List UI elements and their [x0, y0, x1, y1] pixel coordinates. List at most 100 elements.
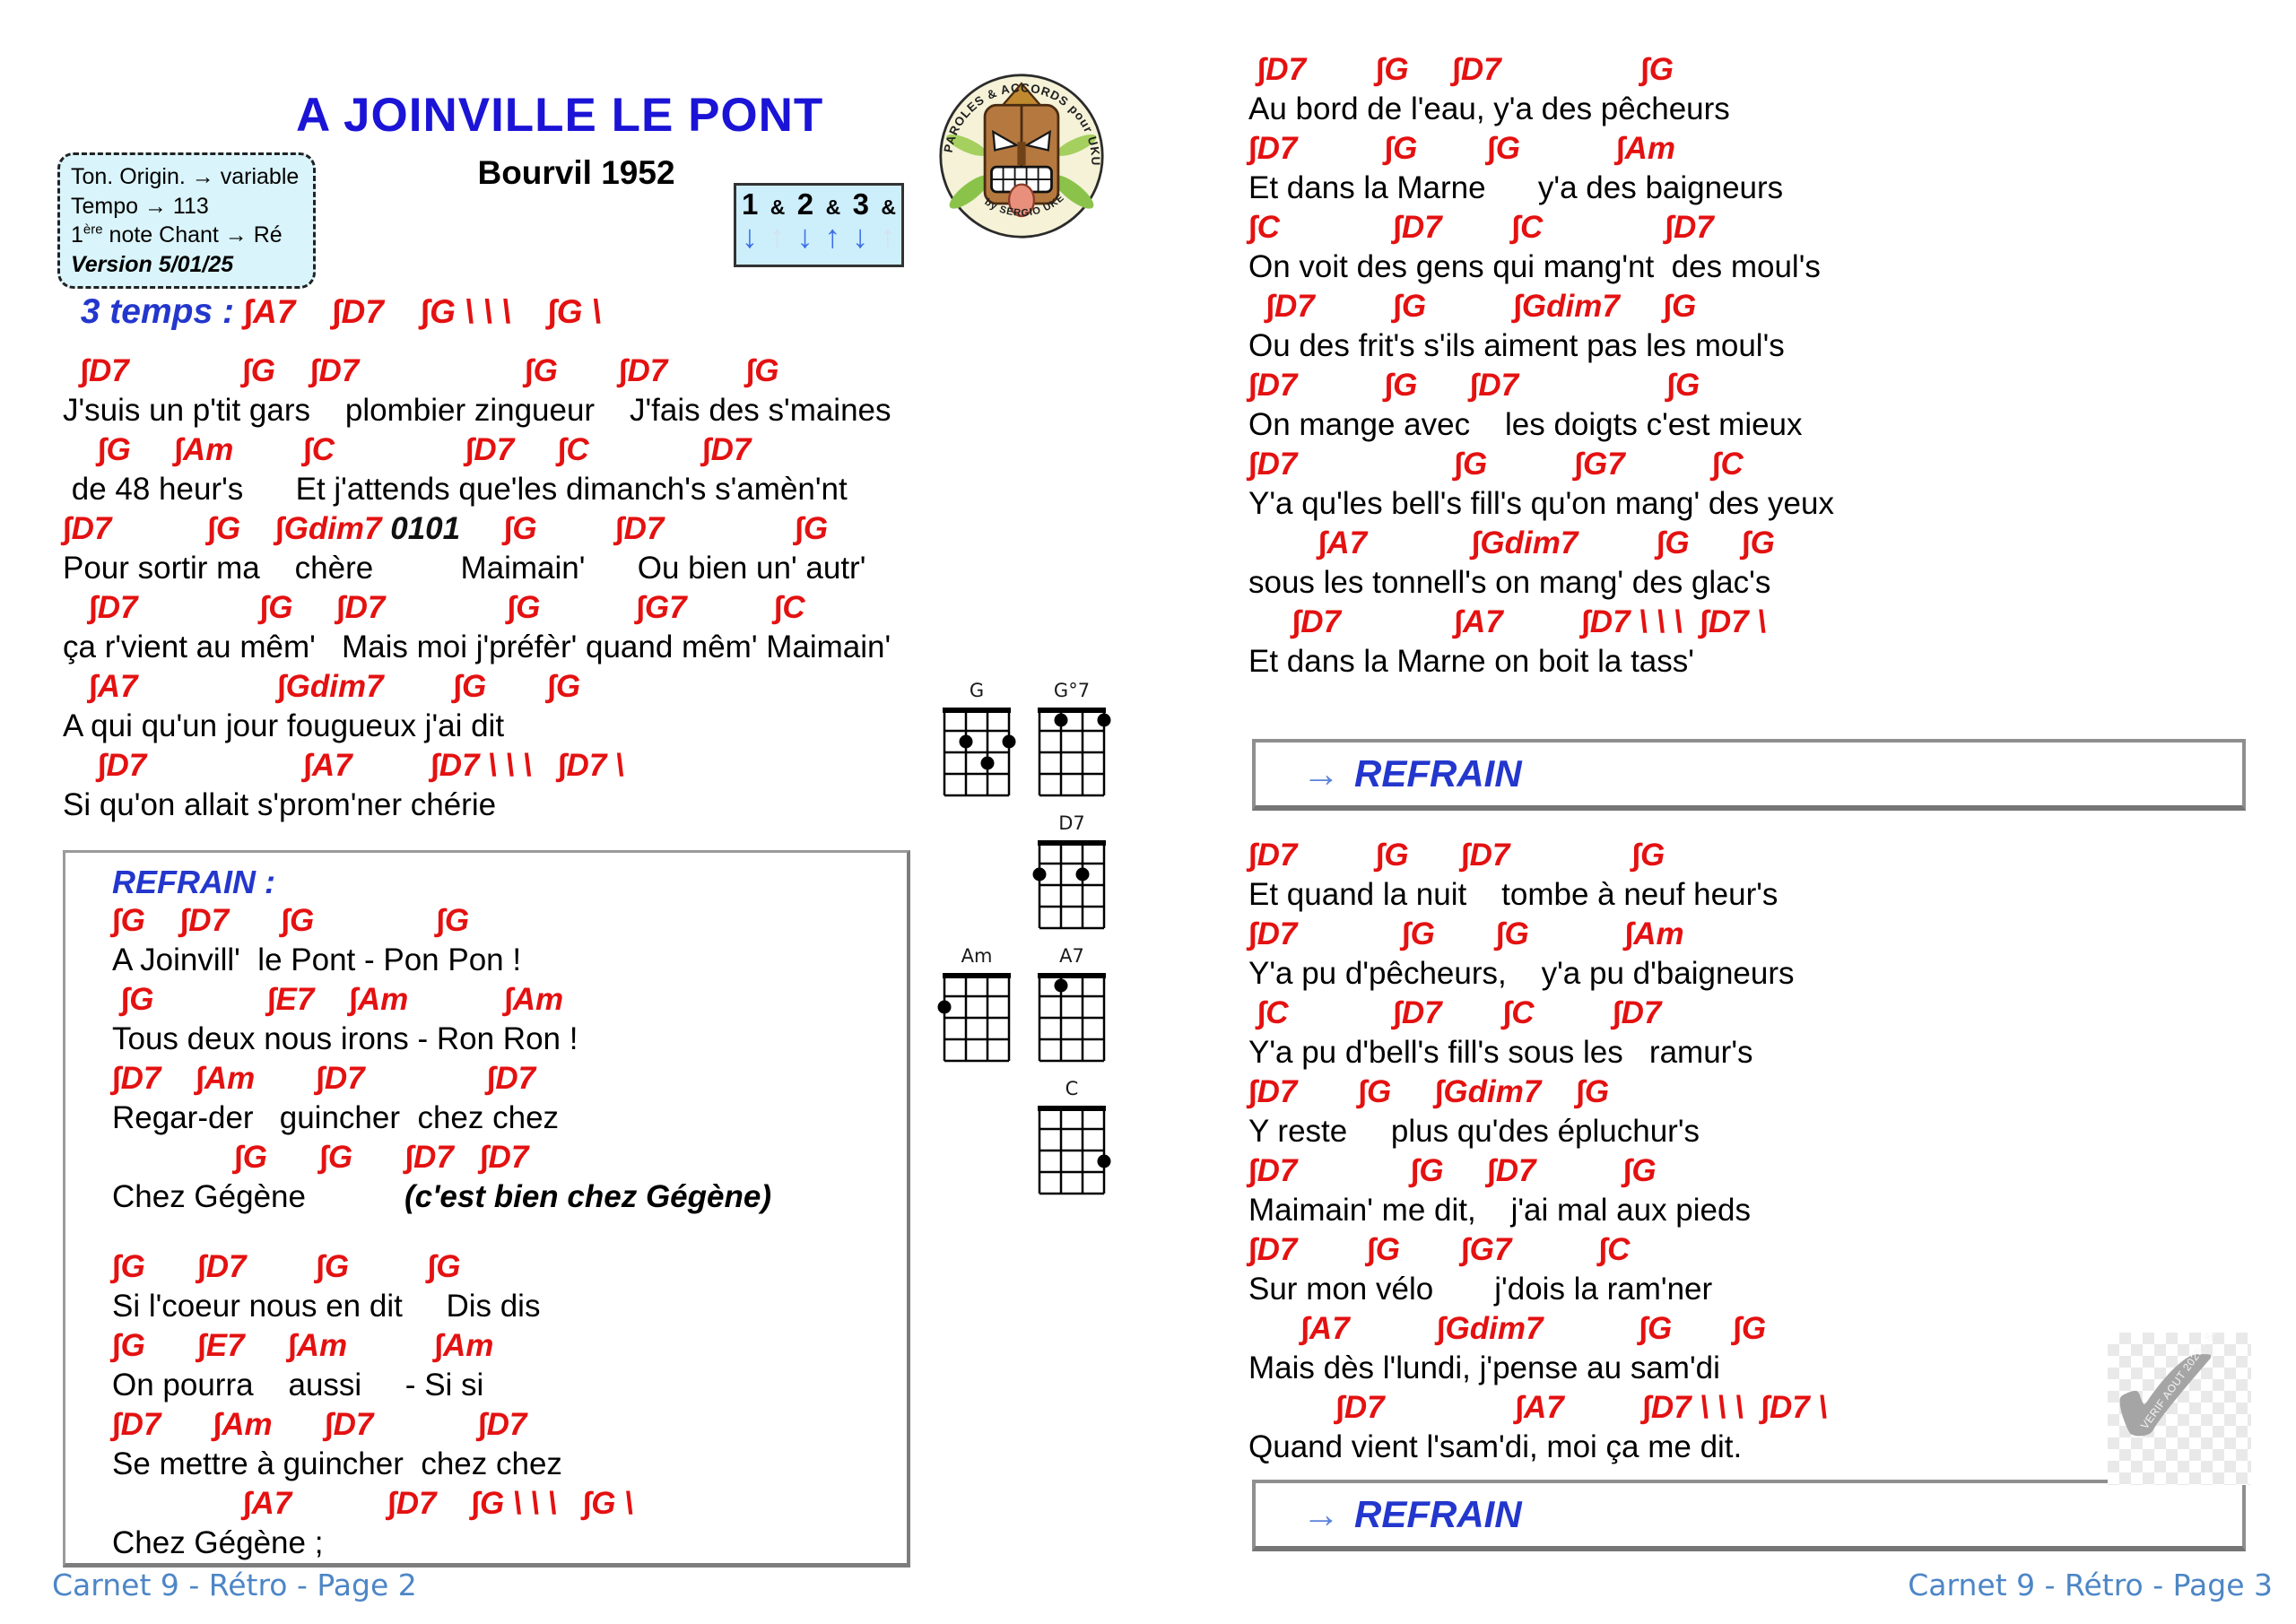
chord-line: ∫D7 ∫G ∫D7 ∫G [1248, 1153, 1657, 1188]
lyric-line: Y reste plus qu'des épluchur's [1248, 1114, 1700, 1149]
lyric-line: Si l'coeur nous en dit Dis dis [112, 1289, 541, 1324]
diagram-label: D7 [1058, 812, 1085, 834]
chord-line: ∫D7 ∫G ∫G7 ∫C [1248, 1232, 1631, 1267]
song-line: ∫D7 ∫A7 ∫D7 \ \ \ ∫D7 \ Quand vient l'sa… [1248, 1388, 1827, 1467]
chord-line: ∫D7 ∫A7 ∫D7 \ \ \ ∫D7 \ [1248, 604, 1767, 639]
chord-line: ∫D7 ∫G ∫D7 ∫G ∫G7 ∫C [63, 590, 805, 625]
lyric-line: Quand vient l'sam'di, moi ça me dit. [1248, 1429, 1743, 1464]
chord-diagram-panel: G G°7 D7 Am A7 [929, 680, 1119, 1211]
refrain-link-2: → REFRAIN [1252, 1480, 2246, 1551]
check-stamp: ✔ VERIF AOUT 2025 - Sergio-Uke.fr [2108, 1333, 2251, 1485]
song-line: ∫D7 ∫G ∫D7 ∫G ∫D7 ∫G J'suis un p'tit gar… [63, 352, 891, 430]
chord-line: ∫D7 ∫Am ∫D7 ∫D7 [112, 1407, 527, 1442]
lyric-line: Ou des frit's s'ils aiment pas les moul'… [1248, 328, 1785, 363]
chord-diagram-C: C [1032, 1078, 1111, 1211]
up-arrow-icon: ↑ [769, 218, 786, 255]
song-line: ∫G ∫D7 ∫G ∫G Si l'coeur nous en dit Dis … [112, 1247, 907, 1326]
chord-line: ∫G ∫D7 ∫G ∫G [112, 1249, 461, 1284]
fingering-code: 0101 [390, 511, 461, 546]
spacer [112, 1217, 907, 1247]
song-line: ∫G ∫G ∫D7 ∫D7 Chez Gégène (c'est bien che… [112, 1138, 907, 1217]
lyric-line: de 48 heur's Et j'attends que'les dimanc… [63, 472, 848, 507]
chord-line: ∫D7 ∫Am ∫D7 ∫D7 [112, 1061, 536, 1096]
lyric-line: Mais dès l'lundi, j'pense au sam'di [1248, 1350, 1720, 1385]
lyric-line: Et dans la Marne y'a des baigneurs [1248, 170, 1784, 205]
chord-line: ∫A7 ∫Gdim7 ∫G ∫G [63, 669, 581, 704]
diagram-label: Am [961, 945, 993, 967]
song-line: ∫A7 ∫Gdim7 ∫G ∫G sous les tonnell's on m… [1248, 524, 1834, 603]
tiki-logo: PAROLES & ACCORDS pour UKULELE by SERGIO… [938, 68, 1104, 239]
song-line: ∫D7 ∫G ∫G ∫Am Et dans la Marne y'a des b… [1248, 129, 1834, 208]
lyric-line: On mange avec les doigts c'est mieux [1248, 407, 1803, 442]
info-box: Ton. Origin. → variable Tempo → 113 1ère… [57, 152, 316, 289]
song-line: ∫D7 ∫G ∫D7 ∫G Maimain' me dit, j'ai mal … [1248, 1151, 1827, 1230]
song-line: ∫D7 ∫Am ∫D7 ∫D7 Se mettre à guincher che… [112, 1405, 907, 1484]
chord-diagram-Gdim7: G°7 [1032, 680, 1111, 812]
song-line: ∫D7 ∫A7 ∫D7 \ \ \ ∫D7 \ Si qu'on allait … [63, 746, 891, 825]
up-arrow-icon: ↑ [879, 218, 896, 255]
song-line: ∫D7 ∫G ∫D7 ∫G ∫G7 ∫C ça r'vient au mêm' … [63, 588, 891, 667]
page-footer-right: Carnet 9 - Rétro - Page 3 [1908, 1568, 2273, 1602]
lyric-line: Y'a pu d'bell's fill's sous les ramur's [1248, 1035, 1753, 1070]
chord-line: ∫D7 ∫G ∫Gdim7 ∫G [1248, 1074, 1610, 1109]
diagram-label: G°7 [1053, 680, 1091, 701]
refrain-link-label: REFRAIN [1354, 1493, 1522, 1535]
song-line: ∫D7 ∫G ∫D7 ∫G On mange avec les doigts c… [1248, 366, 1834, 445]
lyric-line: Y'a qu'les bell's fill's qu'on mang' des… [1248, 486, 1834, 521]
strum-arrows: ↓ ↑ ↓ ↑ ↓ ↑ [742, 218, 896, 256]
song-line: ∫D7 ∫G ∫G ∫Am Y'a pu d'pêcheurs, y'a pu … [1248, 915, 1827, 994]
song-artist: Bourvil 1952 [477, 154, 675, 191]
chord-line: ∫D7 ∫G ∫D7 ∫G [1248, 368, 1700, 403]
song-line: ∫D7 ∫G ∫D7 ∫G Au bord de l'eau, y'a des … [1248, 50, 1834, 129]
lyric-line: Regar-der guincher chez chez [112, 1100, 560, 1135]
lyric-line: On voit des gens qui mang'nt des moul's [1248, 249, 1821, 284]
info-line-key: Ton. Origin. → variable [71, 164, 300, 189]
refrain-box: REFRAIN : ∫G ∫D7 ∫G ∫G A Joinvill' le Po… [63, 850, 910, 1568]
down-arrow-icon: ↓ [852, 218, 869, 255]
intro-label: 3 temps : [80, 292, 244, 331]
diagram-label: C [1065, 1078, 1079, 1099]
lyric-line: sous les tonnell's on mang' des glac's [1248, 565, 1771, 600]
chord-line: ∫C ∫D7 ∫C ∫D7 [1248, 995, 1662, 1030]
song-line: ∫G ∫Am ∫C ∫D7 ∫C ∫D7 de 48 heur's Et j'a… [63, 430, 891, 509]
down-arrow-icon: ↓ [742, 218, 758, 255]
lyric-line: Et dans la Marne on boit la tass' [1248, 644, 1694, 679]
lyric-line: Chez Gégène (c'est bien chez Gégène) [112, 1179, 771, 1214]
chord-line: ∫A7 ∫Gdim7 ∫G ∫G [1248, 525, 1775, 560]
song-line: ∫D7 ∫A7 ∫D7 \ \ \ ∫D7 \ Et dans la Marne… [1248, 603, 1834, 682]
rhythm-counts: 1 & 2 & 3 & [742, 187, 896, 221]
lyric-line: Et quand la nuit tombe à neuf heur's [1248, 877, 1779, 912]
lyric-line: ça r'vient au mêm' Mais moi j'préfèr' qu… [63, 630, 891, 664]
count-3: 3 [852, 187, 869, 221]
lyric-line: Se mettre à guincher chez chez [112, 1446, 562, 1481]
song-line: ∫D7 ∫G ∫Gdim7 0101 ∫G ∫D7 ∫G Pour sortir… [63, 509, 891, 588]
down-arrow-icon: ↓ [796, 218, 813, 255]
chord-line: ∫C ∫D7 ∫C ∫D7 [1248, 210, 1714, 245]
chord-line: ∫D7 ∫G ∫Gdim7 0101 ∫G ∫D7 ∫G [63, 511, 829, 546]
song-line: ∫A7 ∫D7 ∫G \ \ \ ∫G \ Chez Gégène ; [112, 1484, 907, 1563]
song-line: ∫A7 ∫Gdim7 ∫G ∫G Mais dès l'lundi, j'pen… [1248, 1309, 1827, 1388]
song-line: ∫D7 ∫G ∫G7 ∫C Y'a qu'les bell's fill's q… [1248, 445, 1834, 524]
chord-line: ∫D7 ∫G ∫D7 ∫G ∫D7 ∫G [63, 353, 779, 388]
chord-diagram-D7: D7 [1032, 812, 1111, 945]
lyric-line: Au bord de l'eau, y'a des pêcheurs [1248, 91, 1730, 126]
right-arrow-icon: → [1302, 752, 1340, 795]
chord-line: ∫A7 ∫D7 ∫G \ \ \ ∫G \ [112, 1486, 633, 1521]
count-1: 1 [742, 187, 759, 221]
info-line-version: Version 5/01/25 [71, 251, 234, 277]
count-2: 2 [796, 187, 814, 221]
song-line: ∫D7 ∫G ∫Gdim7 ∫G Ou des frit's s'ils aim… [1248, 287, 1834, 366]
song-line: ∫C ∫D7 ∫C ∫D7 On voit des gens qui mang'… [1248, 208, 1834, 287]
lyric-line: Pour sortir ma chère Maimain' Ou bien un… [63, 551, 866, 586]
count-and: & [881, 195, 896, 219]
lyric-line: A Joinvill' le Pont - Pon Pon ! [112, 942, 522, 977]
rhythm-box: 1 & 2 & 3 & ↓ ↑ ↓ ↑ ↓ ↑ [734, 183, 904, 267]
lyric-line: Chez Gégène ; [112, 1525, 324, 1560]
up-arrow-icon: ↑ [824, 218, 841, 255]
right-arrow-icon: → [1302, 1493, 1340, 1535]
verse-1: ∫D7 ∫G ∫D7 ∫G ∫D7 ∫G J'suis un p'tit gar… [63, 352, 891, 825]
checkmark-icon: ✔ [2108, 1333, 2229, 1485]
info-line-tempo: Tempo → 113 [71, 193, 209, 219]
count-and: & [825, 195, 841, 219]
song-line: ∫D7 ∫G ∫D7 ∫G Et quand la nuit tombe à n… [1248, 836, 1827, 915]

• • •

Task brief: Give the lines of the records above as a numbered list, from the line containing "chord-line: ∫D7 ∫G ∫D7 ∫G [1248, 1153, 1657, 1188]" up to and including the line containing "check-stamp: ✔ VERIF". Omit any blank lines.

Written response:
1. chord-line: ∫D7 ∫G ∫D7 ∫G [1248, 1153, 1657, 1188]
2. lyric-line: Y reste plus qu'des épluchur's [1248, 1114, 1700, 1149]
3. lyric-line: Si l'coeur nous en dit Dis dis [112, 1289, 541, 1324]
4. diagram-label: D7 [1058, 812, 1085, 834]
5. chord-line: ∫D7 ∫G ∫G7 ∫C [1248, 1232, 1631, 1267]
6. song-line: ∫D7 ∫A7 ∫D7 \ \ \ ∫D7 \ Quand vient l'sa… [1248, 1388, 1827, 1467]
7. chord-line: ∫D7 ∫A7 ∫D7 \ \ \ ∫D7 \ [1248, 604, 1767, 639]
8. chord-line: ∫D7 ∫G ∫D7 ∫G ∫G7 ∫C [63, 590, 805, 625]
9. lyric-line: Quand vient l'sam'di, moi ça me dit. [1248, 1429, 1743, 1464]
10. chord-diagram-panel: G G°7 D7 Am A7 [929, 680, 1119, 1211]
11. refrain-link-2: → REFRAIN [1252, 1480, 2246, 1551]
12. check-stamp: ✔ VERIF AOUT 2025 - Sergio-Uke.fr [2108, 1333, 2251, 1485]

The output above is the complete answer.